PROBLEM REQUIREMENTS ▸ Extract the line that contains "Read out every word on this page." and every line after it through the end of the records below, exactly as written, leaving out any pictures.

Data entries

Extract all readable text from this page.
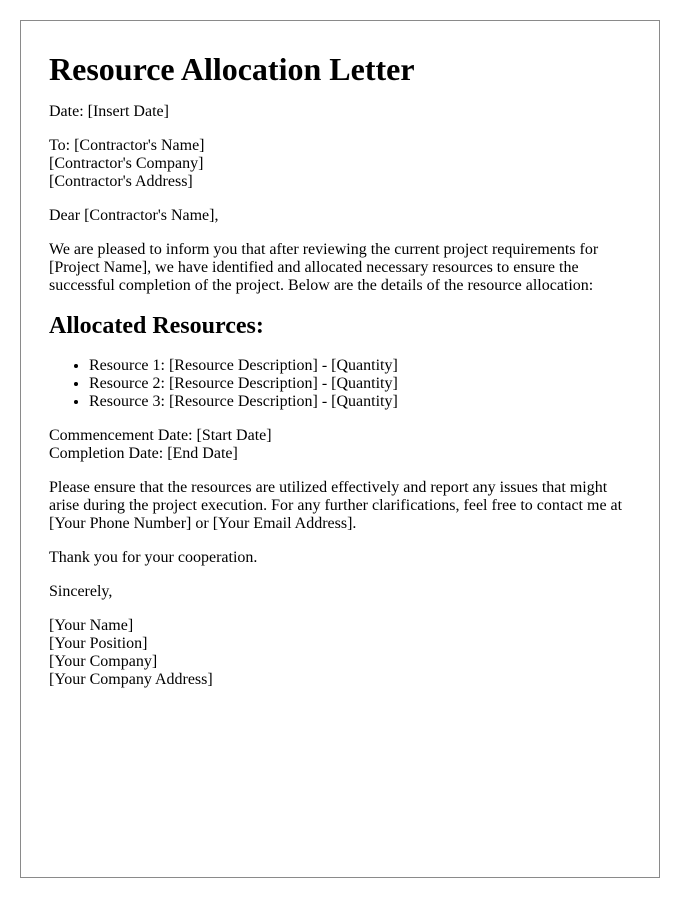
Resource Allocation Letter

Date: [Insert Date]

To: [Contractor's Name]
[Contractor's Company]
[Contractor's Address]

Dear [Contractor's Name],

We are pleased to inform you that after reviewing the current project requirements for [Project Name], we have identified and allocated necessary resources to ensure the successful completion of the project. Below are the details of the resource allocation:

Allocated Resources:
• Resource 1: [Resource Description] - [Quantity]
• Resource 2: [Resource Description] - [Quantity]
• Resource 3: [Resource Description] - [Quantity]

Commencement Date: [Start Date]
Completion Date: [End Date]

Please ensure that the resources are utilized effectively and report any issues that might arise during the project execution. For any further clarifications, feel free to contact me at [Your Phone Number] or [Your Email Address].

Thank you for your cooperation.

Sincerely,

[Your Name]
[Your Position]
[Your Company]
[Your Company Address]
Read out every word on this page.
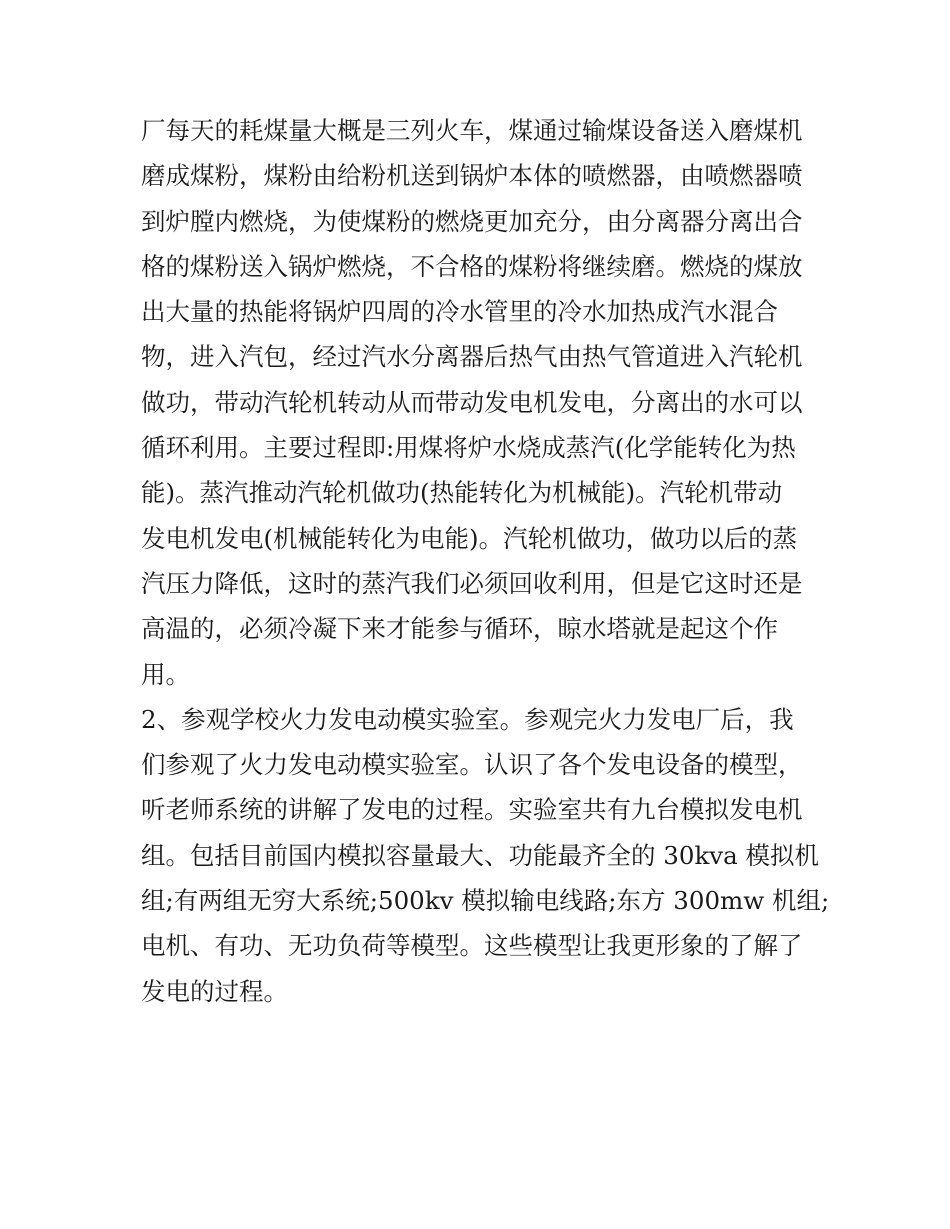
厂每天的耗煤量大概是三列火车，煤通过输煤设备送入磨煤机
磨成煤粉，煤粉由给粉机送到锅炉本体的喷燃器，由喷燃器喷
到炉膛内燃烧，为使煤粉的燃烧更加充分，由分离器分离出合
格的煤粉送入锅炉燃烧，不合格的煤粉将继续磨。燃烧的煤放
出大量的热能将锅炉四周的冷水管里的冷水加热成汽水混合
物，进入汽包，经过汽水分离器后热气由热气管道进入汽轮机
做功，带动汽轮机转动从而带动发电机发电，分离出的水可以
循环利用。主要过程即:用煤将炉水烧成蒸汽(化学能转化为热
能)。蒸汽推动汽轮机做功(热能转化为机械能)。汽轮机带动
发电机发电(机械能转化为电能)。汽轮机做功，做功以后的蒸
汽压力降低，这时的蒸汽我们必须回收利用，但是它这时还是
高温的，必须冷凝下来才能参与循环，晾水塔就是起这个作
用。
2、参观学校火力发电动模实验室。参观完火力发电厂后，我
们参观了火力发电动模实验室。认识了各个发电设备的模型，
听老师系统的讲解了发电的过程。实验室共有九台模拟发电机
组。包括目前国内模拟容量最大、功能最齐全的 30kva 模拟机
组;有两组无穷大系统;500kv 模拟输电线路;东方 300mw 机组;
电机、有功、无功负荷等模型。这些模型让我更形象的了解了
发电的过程。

TASK SOLUTION ▸
Read out every word on this page.
厂每天的耗煤量大概是三列火车，煤通过输煤设备送入磨煤机
磨成煤粉，煤粉由给粉机送到锅炉本体的喷燃器，由喷燃器喷
到炉膛内燃烧，为使煤粉的燃烧更加充分，由分离器分离出合
格的煤粉送入锅炉燃烧，不合格的煤粉将继续磨。燃烧的煤放
出大量的热能将锅炉四周的冷水管里的冷水加热成汽水混合
物，进入汽包，经过汽水分离器后热气由热气管道进入汽轮机
做功，带动汽轮机转动从而带动发电机发电，分离出的水可以
循环利用。主要过程即:用煤将炉水烧成蒸汽(化学能转化为热
能)。蒸汽推动汽轮机做功(热能转化为机械能)。汽轮机带动
发电机发电(机械能转化为电能)。汽轮机做功，做功以后的蒸
汽压力降低，这时的蒸汽我们必须回收利用，但是它这时还是
高温的，必须冷凝下来才能参与循环，晾水塔就是起这个作
用。
2、参观学校火力发电动模实验室。参观完火力发电厂后，我
们参观了火力发电动模实验室。认识了各个发电设备的模型，
听老师系统的讲解了发电的过程。实验室共有九台模拟发电机
组。包括目前国内模拟容量最大、功能最齐全的 30kva 模拟机
组;有两组无穷大系统;500kv 模拟输电线路;东方 300mw 机组;
电机、有功、无功负荷等模型。这些模型让我更形象的了解了
发电的过程。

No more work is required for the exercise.